▸ Given exercise
Wherever the word "title" appears in a line, extract that line.

Saved data entries:
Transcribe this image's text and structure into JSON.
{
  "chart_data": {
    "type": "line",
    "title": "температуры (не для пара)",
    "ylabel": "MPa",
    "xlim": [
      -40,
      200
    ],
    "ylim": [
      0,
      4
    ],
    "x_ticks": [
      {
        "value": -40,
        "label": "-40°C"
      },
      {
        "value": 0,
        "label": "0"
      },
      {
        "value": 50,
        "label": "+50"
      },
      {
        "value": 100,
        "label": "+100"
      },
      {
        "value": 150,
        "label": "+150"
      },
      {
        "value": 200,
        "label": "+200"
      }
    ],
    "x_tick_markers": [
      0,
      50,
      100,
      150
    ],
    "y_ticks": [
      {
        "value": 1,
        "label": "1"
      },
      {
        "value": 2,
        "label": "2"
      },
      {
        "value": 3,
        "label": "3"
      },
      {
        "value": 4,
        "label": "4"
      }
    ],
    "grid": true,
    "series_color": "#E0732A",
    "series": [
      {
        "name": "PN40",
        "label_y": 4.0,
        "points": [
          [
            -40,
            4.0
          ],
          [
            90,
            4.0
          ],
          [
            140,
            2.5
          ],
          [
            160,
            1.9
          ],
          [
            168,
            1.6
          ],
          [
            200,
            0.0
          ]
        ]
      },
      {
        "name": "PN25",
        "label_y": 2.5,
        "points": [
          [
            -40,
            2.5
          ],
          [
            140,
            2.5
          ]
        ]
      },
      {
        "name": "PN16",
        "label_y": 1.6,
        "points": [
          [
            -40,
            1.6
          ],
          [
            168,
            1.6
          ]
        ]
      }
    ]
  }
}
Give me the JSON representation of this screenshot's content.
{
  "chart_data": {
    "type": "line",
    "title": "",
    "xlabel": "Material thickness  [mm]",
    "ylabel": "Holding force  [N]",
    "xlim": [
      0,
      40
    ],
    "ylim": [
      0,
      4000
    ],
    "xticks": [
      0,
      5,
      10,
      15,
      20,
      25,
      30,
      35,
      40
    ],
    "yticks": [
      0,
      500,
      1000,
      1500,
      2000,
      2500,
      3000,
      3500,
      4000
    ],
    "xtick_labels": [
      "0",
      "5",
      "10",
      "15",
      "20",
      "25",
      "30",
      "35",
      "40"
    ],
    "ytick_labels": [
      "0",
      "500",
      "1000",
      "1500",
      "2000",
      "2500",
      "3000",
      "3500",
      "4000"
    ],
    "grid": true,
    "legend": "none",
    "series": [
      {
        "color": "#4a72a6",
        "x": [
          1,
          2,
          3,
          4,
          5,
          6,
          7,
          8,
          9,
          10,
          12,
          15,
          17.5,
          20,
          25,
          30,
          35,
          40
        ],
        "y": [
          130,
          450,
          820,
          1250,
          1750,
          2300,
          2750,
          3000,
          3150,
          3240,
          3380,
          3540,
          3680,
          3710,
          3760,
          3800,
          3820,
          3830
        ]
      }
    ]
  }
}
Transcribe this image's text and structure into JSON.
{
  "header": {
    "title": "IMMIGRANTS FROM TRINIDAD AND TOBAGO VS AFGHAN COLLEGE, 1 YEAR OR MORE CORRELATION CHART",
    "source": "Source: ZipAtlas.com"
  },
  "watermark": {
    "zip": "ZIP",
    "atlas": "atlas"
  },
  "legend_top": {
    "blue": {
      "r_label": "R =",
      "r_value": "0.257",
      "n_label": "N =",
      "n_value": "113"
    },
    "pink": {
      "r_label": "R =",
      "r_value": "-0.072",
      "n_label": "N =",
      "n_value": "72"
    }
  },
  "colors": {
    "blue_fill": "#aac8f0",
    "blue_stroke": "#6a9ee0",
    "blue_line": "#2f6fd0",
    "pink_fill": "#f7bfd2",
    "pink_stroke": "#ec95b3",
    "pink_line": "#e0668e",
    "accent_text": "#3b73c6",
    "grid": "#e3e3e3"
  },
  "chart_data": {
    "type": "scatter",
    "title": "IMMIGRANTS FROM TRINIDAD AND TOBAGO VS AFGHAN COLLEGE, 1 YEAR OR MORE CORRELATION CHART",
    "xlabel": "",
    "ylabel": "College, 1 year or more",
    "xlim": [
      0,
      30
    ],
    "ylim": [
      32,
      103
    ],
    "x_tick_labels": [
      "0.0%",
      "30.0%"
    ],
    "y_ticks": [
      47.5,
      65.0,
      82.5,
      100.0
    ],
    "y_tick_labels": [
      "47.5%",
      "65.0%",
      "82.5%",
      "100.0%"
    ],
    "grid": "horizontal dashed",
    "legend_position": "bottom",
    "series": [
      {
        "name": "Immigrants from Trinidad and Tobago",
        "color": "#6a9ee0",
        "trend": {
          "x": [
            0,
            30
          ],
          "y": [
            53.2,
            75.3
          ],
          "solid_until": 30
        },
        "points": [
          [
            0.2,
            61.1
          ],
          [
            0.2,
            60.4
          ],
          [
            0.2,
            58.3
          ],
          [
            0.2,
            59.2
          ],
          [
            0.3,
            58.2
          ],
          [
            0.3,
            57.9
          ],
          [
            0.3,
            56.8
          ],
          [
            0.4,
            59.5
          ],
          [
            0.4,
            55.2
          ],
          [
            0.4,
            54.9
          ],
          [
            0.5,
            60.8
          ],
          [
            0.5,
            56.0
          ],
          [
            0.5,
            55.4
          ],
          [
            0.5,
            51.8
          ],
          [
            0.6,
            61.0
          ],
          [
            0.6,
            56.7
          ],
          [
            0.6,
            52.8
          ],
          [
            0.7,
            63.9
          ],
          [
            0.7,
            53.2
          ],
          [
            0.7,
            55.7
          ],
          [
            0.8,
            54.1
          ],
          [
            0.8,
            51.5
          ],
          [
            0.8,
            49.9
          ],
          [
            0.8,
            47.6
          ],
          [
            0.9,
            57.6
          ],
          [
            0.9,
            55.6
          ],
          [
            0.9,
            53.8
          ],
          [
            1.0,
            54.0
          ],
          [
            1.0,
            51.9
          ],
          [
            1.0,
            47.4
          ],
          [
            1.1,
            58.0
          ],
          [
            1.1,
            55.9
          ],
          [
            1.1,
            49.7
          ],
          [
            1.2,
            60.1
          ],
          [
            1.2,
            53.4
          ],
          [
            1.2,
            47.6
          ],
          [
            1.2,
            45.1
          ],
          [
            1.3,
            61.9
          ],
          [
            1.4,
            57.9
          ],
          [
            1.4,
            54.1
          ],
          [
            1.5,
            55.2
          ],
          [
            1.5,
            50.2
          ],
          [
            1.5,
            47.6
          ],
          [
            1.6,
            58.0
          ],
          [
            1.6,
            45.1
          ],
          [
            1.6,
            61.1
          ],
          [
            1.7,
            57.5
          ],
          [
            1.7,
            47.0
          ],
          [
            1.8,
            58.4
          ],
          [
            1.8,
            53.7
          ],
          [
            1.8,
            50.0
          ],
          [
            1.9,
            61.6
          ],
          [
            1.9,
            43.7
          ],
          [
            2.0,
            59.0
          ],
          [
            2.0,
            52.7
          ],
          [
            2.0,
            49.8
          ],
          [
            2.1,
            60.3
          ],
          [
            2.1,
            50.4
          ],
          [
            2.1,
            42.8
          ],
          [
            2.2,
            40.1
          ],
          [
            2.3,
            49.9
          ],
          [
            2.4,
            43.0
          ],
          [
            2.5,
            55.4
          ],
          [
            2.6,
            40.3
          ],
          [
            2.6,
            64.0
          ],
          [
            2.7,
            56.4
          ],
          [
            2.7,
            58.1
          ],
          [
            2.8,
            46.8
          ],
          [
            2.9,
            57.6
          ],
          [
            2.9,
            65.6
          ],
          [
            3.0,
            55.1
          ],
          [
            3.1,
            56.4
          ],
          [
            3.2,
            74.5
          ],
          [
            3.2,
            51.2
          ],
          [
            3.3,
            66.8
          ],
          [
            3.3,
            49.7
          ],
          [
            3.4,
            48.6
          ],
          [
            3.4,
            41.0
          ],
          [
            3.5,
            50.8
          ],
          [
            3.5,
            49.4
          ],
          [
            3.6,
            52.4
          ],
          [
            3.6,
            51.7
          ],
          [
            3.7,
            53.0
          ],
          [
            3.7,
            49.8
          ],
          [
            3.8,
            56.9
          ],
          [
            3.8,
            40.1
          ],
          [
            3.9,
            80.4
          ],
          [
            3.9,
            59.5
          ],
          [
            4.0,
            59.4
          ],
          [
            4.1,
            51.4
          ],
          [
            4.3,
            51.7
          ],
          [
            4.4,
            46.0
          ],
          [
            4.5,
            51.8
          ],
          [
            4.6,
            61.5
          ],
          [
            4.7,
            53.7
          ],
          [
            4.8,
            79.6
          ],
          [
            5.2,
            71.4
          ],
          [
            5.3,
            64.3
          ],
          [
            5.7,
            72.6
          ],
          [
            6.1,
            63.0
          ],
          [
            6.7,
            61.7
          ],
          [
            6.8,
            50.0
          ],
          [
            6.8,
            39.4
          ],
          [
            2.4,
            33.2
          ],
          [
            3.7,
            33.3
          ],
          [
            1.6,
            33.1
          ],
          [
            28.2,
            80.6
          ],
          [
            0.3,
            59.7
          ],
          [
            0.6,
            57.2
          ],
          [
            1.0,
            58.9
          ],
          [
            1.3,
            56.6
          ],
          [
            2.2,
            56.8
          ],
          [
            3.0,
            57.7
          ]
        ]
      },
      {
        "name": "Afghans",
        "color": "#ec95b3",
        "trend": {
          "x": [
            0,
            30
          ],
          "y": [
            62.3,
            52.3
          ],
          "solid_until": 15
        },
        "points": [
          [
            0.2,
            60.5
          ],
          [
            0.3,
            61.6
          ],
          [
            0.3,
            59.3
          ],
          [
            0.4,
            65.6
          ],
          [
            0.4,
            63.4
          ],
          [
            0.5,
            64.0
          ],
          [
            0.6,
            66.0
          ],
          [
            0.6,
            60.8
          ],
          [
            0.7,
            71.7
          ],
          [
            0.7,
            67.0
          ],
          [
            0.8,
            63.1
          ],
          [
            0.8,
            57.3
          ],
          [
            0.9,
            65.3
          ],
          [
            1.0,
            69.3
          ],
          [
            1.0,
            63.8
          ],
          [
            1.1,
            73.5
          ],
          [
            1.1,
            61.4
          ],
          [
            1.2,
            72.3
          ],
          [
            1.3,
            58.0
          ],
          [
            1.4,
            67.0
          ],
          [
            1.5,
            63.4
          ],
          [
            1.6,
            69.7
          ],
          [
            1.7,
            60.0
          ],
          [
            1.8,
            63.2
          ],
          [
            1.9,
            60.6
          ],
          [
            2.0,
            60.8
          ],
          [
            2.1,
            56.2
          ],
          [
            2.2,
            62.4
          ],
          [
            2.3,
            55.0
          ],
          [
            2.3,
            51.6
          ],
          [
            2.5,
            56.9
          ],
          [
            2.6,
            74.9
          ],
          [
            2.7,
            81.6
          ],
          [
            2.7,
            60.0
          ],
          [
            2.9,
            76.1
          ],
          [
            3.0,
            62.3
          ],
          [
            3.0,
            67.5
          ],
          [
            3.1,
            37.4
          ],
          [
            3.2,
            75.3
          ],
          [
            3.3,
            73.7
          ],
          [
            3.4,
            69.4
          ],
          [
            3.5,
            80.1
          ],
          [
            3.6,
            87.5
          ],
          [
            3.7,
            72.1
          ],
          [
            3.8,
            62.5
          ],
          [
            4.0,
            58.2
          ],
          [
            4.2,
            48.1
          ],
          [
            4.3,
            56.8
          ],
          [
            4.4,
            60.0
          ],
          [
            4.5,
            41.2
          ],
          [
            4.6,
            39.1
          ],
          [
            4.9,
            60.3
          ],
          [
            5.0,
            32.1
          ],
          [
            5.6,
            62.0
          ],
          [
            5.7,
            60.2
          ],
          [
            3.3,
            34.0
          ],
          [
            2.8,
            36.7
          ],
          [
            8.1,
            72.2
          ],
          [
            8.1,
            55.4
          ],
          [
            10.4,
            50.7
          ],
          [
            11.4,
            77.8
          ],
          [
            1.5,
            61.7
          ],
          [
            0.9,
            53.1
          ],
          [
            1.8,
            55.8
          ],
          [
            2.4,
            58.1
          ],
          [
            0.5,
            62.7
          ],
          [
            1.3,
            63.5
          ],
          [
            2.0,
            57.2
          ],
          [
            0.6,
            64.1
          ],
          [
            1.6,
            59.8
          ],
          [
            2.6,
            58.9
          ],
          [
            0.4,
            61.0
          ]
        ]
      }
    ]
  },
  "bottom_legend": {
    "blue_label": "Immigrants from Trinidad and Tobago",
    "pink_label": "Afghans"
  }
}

▸ The output
    "title": "температуры (не для пара)",
    "title": "",
    "title": "IMMIGRANTS FROM TRINIDAD AND TOBAGO VS AFGHAN COLLEGE, 1 YEAR OR MORE CORRELATION CHART",
    "title": "IMMIGRANTS FROM TRINIDAD AND TOBAGO VS AFGHAN COLLEGE, 1 YEAR OR MORE CORRELATION CHART",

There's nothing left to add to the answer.